## WHAT YOU WILL DO
**a.** In the API design guidance, translate this sentence into Spanish: "When providing a bi-directional streaming method, an API should also offer an alternative method that does not rely on bi-directional streaming."
**b.** Continue the API design guidance on HTTP definitions for RPCs from its last line.

## TEXT UNDER STUDY
☆ ☆ ☆

APIs that follow [resource-oriented design][resources] are defined using RPCs, but the resource-oriented design framework allows them to also be presented as APIs that largely follow REST/JSON conventions. This is important in order to help developers use their existing knowledge: over 80% of the public APIs available follow most REST conventions, and developers are accustomed to that pattern.

Guidance

Protobuf APIs must provide HTTP definitions for each RPC that they define, except for bi-directional streaming RPCs, which can not be natively supported using HTTP/1.1. When providing a bi-directional streaming method, an API should also offer an alternative method that does not rely on bi-directional streaming.

HTTP method and path

When using protocol buffers, each RPC must define the HTTP method and path using the google.api.http annotation:

rpc CreateBook(CreateBookRequest) returns (Book) {
option (google.api.http) = {
post: "/v1/{parent=publishers/*}/books"

☆ ☆ ☆

## STUDY MATERIAL
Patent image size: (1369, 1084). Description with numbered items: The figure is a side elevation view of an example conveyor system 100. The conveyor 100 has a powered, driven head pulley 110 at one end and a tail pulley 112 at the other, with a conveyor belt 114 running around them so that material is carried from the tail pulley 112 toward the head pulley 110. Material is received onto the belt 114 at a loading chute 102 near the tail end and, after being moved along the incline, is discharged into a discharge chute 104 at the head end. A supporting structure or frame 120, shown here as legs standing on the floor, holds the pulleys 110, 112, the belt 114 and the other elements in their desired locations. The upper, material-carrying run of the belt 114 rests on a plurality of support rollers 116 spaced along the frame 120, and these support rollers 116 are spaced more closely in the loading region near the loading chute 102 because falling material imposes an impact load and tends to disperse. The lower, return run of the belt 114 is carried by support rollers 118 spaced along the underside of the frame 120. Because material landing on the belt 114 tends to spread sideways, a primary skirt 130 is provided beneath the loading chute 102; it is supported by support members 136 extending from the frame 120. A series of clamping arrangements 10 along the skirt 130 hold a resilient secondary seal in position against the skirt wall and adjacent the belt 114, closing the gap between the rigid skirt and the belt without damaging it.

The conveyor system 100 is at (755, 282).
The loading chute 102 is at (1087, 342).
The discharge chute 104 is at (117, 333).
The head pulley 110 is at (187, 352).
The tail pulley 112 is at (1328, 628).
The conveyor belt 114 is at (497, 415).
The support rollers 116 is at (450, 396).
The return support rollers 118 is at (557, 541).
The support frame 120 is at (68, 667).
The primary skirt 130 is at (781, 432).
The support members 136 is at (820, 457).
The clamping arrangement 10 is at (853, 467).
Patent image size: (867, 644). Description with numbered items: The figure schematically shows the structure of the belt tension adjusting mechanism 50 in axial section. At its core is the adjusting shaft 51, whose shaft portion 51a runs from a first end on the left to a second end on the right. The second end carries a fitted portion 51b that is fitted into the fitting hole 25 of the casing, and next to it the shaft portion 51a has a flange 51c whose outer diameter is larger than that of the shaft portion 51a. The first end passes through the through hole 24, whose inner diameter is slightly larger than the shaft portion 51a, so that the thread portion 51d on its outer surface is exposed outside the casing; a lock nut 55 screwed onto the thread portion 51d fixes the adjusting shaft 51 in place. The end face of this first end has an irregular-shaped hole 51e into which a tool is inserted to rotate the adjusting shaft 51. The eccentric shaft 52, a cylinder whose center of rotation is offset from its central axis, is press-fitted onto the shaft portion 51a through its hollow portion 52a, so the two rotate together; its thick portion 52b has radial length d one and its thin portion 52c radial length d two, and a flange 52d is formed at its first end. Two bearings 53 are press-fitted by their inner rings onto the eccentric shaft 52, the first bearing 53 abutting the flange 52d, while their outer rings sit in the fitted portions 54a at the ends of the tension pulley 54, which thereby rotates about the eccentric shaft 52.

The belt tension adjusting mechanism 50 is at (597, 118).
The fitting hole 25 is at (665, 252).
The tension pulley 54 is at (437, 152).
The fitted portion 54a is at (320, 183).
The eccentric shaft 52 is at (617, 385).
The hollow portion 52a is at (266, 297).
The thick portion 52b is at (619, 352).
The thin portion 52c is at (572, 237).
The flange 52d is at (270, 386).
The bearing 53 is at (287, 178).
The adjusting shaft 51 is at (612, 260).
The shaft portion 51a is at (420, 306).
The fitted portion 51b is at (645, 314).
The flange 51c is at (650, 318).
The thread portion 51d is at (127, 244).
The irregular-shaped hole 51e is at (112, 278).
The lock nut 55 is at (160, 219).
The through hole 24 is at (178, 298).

☆ ☆ ☆

## ANSWERS FOR EACH ITEM
**a.** Al proporcionar un método de streaming bidireccional, una API también debería ofrecer un método alternativo que no dependa del streaming bidireccional.

**b.**
body: "book"
};
}
message CreateBookRequest {
// The publisher who will publish this book.
// When using HTTP/JSON, this field is automatically populated based
// on the URI, because of the `{parent=publishers/*}` syntax.
string parent = 1 [
(google.api.field_behavior) = REQUIRED,
(google.api.resource_reference) = {
child_type: "library.example.com/Book"
}];
// The book to create.
// When using HTTP/JSON, this field is populated based on the HTTP body,
// because of the `body: "book"` syntax.
Book book = 2 [(google.api.field_behavior) = REQUIRED];
// The user-specified ID for the book.
// When using HTTP/JSON, this field is populated based on a query string
// argument, such as `?bookId=foo`. This is the fallback for fields that
// are not included in either the URI or the body.
// Note that clients use camelCase format to communicate the field names
// to the service.
string book_id = 3;
}
  • The first key (post in this example) corresponds to the HTTP method. RPCs may use get, post, patch, or delete.
    • RPCs must use the prescribed HTTP verb for each standard method, as discussed in Get, List, Create, Update, and Delete
    • RPCs should use the prescribed HTTP verb for custom methods, as discussed in Custom Methods.
    • RPCs should not use put or custom.
  • The corresponding value represents the URI.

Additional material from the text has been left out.